# start of Supplied material

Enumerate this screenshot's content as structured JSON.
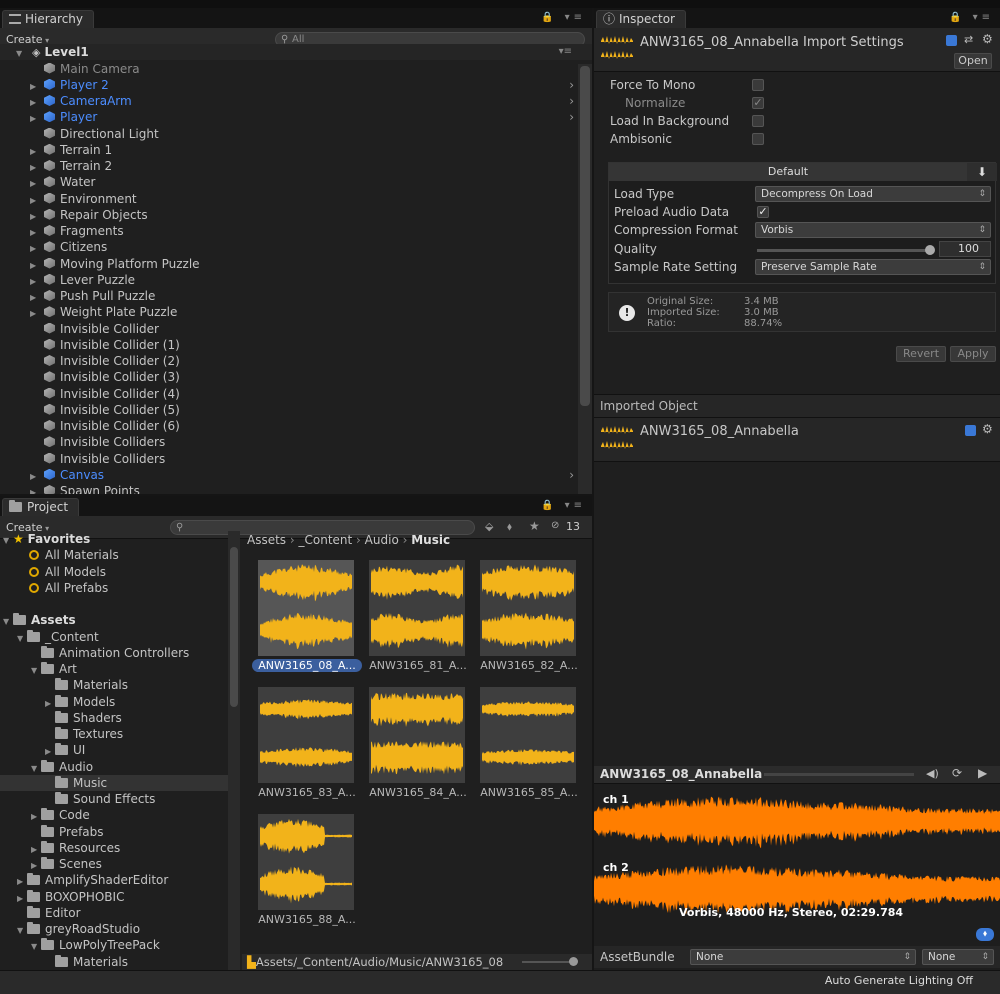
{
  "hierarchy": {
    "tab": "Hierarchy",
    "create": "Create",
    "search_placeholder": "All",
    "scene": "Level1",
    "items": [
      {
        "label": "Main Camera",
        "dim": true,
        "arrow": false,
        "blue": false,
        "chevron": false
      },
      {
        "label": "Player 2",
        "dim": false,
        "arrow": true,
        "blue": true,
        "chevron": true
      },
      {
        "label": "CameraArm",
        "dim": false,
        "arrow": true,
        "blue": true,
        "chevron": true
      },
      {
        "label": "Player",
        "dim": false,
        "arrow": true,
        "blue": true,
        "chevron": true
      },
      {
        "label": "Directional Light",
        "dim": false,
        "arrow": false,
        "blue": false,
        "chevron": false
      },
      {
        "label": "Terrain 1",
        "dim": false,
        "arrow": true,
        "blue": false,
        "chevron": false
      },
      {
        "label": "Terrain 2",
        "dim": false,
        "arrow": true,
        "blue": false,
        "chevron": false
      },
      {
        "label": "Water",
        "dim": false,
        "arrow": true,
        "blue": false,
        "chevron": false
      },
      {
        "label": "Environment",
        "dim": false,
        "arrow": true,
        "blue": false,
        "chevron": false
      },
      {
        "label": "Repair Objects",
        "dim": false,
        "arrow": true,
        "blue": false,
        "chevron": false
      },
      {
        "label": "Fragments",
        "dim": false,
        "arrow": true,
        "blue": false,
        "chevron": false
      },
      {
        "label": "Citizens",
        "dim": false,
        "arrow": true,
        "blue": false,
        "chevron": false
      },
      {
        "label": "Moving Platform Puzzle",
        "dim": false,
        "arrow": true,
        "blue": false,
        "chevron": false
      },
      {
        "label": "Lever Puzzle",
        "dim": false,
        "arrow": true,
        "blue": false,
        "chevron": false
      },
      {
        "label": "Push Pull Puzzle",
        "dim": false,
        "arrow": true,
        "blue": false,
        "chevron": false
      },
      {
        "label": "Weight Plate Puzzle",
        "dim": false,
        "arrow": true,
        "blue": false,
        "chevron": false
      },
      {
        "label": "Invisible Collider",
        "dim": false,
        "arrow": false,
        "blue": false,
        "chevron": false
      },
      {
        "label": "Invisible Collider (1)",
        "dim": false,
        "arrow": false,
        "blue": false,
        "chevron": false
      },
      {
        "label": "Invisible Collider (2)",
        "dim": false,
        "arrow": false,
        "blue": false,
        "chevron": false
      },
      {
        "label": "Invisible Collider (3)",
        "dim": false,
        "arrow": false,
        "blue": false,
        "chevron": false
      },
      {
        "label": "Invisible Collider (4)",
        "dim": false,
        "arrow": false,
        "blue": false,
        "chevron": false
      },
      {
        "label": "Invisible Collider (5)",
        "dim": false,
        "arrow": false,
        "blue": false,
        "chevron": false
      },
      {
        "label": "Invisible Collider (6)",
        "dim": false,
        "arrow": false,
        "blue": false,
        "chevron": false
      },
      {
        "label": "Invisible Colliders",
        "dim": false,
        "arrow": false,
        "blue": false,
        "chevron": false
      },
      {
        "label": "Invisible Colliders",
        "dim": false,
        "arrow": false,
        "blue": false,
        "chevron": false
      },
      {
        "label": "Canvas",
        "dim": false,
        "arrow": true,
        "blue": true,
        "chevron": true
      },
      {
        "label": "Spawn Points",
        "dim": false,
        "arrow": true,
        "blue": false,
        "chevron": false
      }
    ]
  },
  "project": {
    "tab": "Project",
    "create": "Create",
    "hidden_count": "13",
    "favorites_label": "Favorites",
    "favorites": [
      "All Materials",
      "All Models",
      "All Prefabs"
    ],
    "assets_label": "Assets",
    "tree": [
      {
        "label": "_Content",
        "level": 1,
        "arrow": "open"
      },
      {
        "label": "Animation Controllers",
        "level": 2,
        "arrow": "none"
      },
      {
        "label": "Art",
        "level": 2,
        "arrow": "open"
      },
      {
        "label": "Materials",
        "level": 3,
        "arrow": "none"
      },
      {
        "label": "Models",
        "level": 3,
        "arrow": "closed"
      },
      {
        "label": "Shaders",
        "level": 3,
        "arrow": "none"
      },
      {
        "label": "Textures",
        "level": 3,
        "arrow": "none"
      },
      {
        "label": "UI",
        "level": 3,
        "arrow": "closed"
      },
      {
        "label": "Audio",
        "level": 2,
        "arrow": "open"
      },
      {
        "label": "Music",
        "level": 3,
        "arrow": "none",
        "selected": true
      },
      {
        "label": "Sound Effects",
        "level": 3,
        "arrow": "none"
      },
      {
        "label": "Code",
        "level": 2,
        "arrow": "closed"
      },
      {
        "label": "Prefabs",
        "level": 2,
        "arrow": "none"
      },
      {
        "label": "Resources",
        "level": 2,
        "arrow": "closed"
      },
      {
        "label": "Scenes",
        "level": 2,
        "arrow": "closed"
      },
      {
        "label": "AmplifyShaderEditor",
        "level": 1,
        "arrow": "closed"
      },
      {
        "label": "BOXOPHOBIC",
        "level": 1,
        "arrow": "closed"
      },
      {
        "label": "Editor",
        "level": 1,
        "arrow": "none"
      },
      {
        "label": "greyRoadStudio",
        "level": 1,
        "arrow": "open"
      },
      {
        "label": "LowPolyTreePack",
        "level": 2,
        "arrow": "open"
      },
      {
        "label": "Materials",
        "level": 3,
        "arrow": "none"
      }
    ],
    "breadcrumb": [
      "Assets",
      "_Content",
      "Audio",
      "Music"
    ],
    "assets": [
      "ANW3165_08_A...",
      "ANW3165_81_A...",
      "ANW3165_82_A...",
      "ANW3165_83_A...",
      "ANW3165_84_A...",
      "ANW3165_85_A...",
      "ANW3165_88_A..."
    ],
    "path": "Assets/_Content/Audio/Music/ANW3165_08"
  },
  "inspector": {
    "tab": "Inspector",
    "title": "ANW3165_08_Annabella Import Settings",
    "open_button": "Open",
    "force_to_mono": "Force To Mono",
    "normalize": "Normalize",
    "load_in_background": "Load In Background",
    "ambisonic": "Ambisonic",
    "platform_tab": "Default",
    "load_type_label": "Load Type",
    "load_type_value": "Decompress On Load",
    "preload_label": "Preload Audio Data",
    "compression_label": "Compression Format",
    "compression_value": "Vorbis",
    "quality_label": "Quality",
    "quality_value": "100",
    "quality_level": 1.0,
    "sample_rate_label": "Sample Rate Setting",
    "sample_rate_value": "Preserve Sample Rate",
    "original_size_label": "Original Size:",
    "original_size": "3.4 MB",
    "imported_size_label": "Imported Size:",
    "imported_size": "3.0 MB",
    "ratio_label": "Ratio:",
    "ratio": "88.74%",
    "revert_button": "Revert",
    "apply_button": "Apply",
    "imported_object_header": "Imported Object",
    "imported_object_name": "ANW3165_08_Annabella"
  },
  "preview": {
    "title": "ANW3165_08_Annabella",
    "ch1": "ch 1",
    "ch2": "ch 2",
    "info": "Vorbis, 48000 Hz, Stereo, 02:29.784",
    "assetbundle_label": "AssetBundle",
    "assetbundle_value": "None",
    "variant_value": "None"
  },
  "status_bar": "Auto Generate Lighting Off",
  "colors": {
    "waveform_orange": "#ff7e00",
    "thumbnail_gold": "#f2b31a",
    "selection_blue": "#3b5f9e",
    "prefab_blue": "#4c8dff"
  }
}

# end of Supplied material
# start of Supplied material

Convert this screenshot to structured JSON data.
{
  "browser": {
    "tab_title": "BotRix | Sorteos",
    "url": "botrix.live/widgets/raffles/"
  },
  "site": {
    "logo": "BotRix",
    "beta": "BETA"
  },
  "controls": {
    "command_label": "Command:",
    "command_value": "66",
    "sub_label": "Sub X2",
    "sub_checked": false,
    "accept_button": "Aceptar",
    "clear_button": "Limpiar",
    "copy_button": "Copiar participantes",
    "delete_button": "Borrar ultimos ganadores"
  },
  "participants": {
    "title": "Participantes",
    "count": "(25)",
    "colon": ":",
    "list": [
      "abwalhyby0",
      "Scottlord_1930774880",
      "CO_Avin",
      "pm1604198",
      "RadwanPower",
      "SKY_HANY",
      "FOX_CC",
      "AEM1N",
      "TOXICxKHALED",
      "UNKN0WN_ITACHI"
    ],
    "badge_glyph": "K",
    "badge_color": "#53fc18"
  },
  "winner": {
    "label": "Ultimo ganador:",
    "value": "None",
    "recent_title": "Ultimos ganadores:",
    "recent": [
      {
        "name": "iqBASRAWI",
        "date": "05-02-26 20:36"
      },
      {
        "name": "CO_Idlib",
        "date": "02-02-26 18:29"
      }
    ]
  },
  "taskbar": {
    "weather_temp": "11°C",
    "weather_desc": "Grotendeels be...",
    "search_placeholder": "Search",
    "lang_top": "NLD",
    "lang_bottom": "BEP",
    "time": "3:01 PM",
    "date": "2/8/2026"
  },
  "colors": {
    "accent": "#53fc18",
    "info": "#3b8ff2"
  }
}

# end of Supplied material
# start of Supplied material

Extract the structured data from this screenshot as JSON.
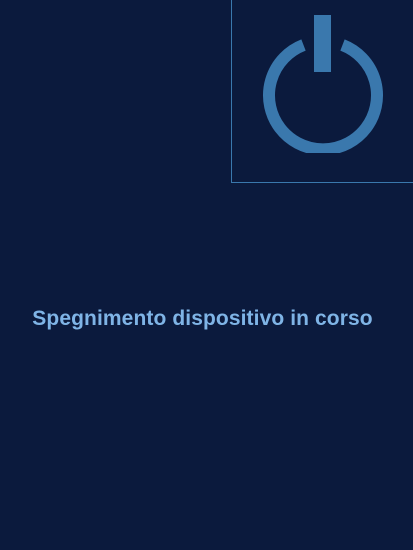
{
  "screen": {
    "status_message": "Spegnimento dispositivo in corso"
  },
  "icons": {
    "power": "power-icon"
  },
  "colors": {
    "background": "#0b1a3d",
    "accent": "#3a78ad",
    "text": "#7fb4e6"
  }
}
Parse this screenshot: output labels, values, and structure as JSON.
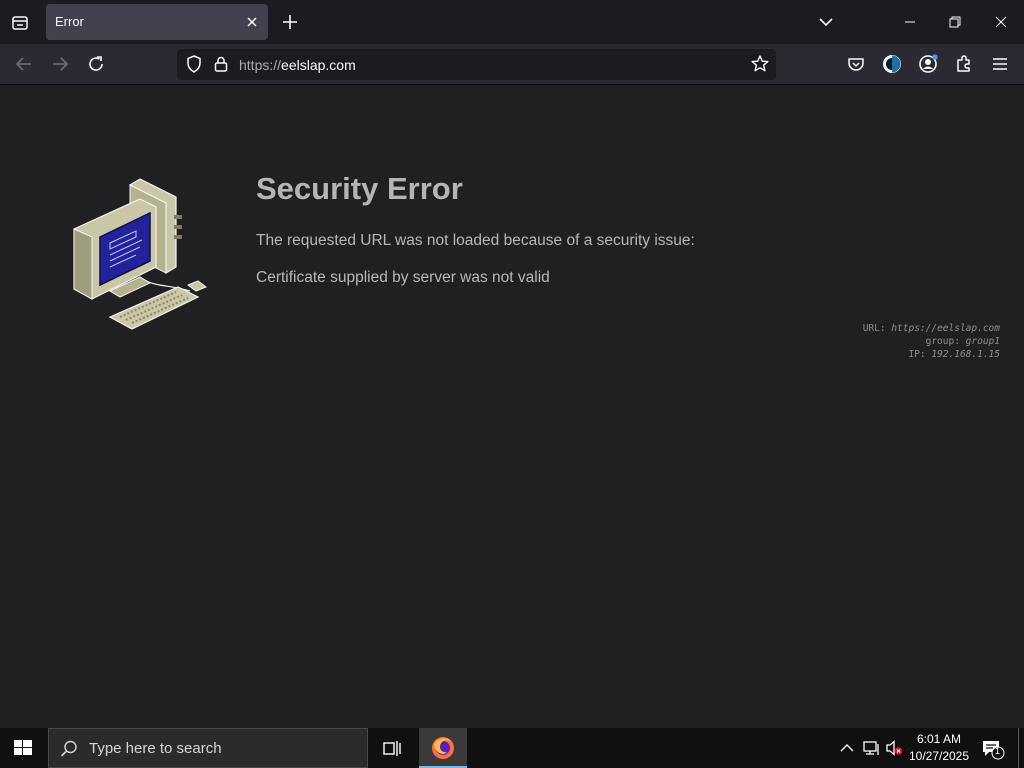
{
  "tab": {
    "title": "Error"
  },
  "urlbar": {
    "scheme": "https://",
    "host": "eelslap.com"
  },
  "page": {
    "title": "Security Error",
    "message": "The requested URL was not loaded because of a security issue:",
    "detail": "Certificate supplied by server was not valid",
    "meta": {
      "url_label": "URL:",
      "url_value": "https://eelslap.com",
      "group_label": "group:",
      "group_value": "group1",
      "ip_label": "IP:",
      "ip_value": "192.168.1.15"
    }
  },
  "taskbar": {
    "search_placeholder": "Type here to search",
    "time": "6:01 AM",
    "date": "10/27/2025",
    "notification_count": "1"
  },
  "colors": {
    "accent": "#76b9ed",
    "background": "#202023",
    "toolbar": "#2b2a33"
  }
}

# end of Supplied material

■ **Exercise requirements**: Gather each line of the records holding the string "JSON".

■ **Full solution**:
Enumerate this screenshot's content as structured JSON.
Convert this screenshot to structured JSON data.
Extract the structured data from this screenshot as JSON.
Parse this screenshot: output labels, values, and structure as JSON.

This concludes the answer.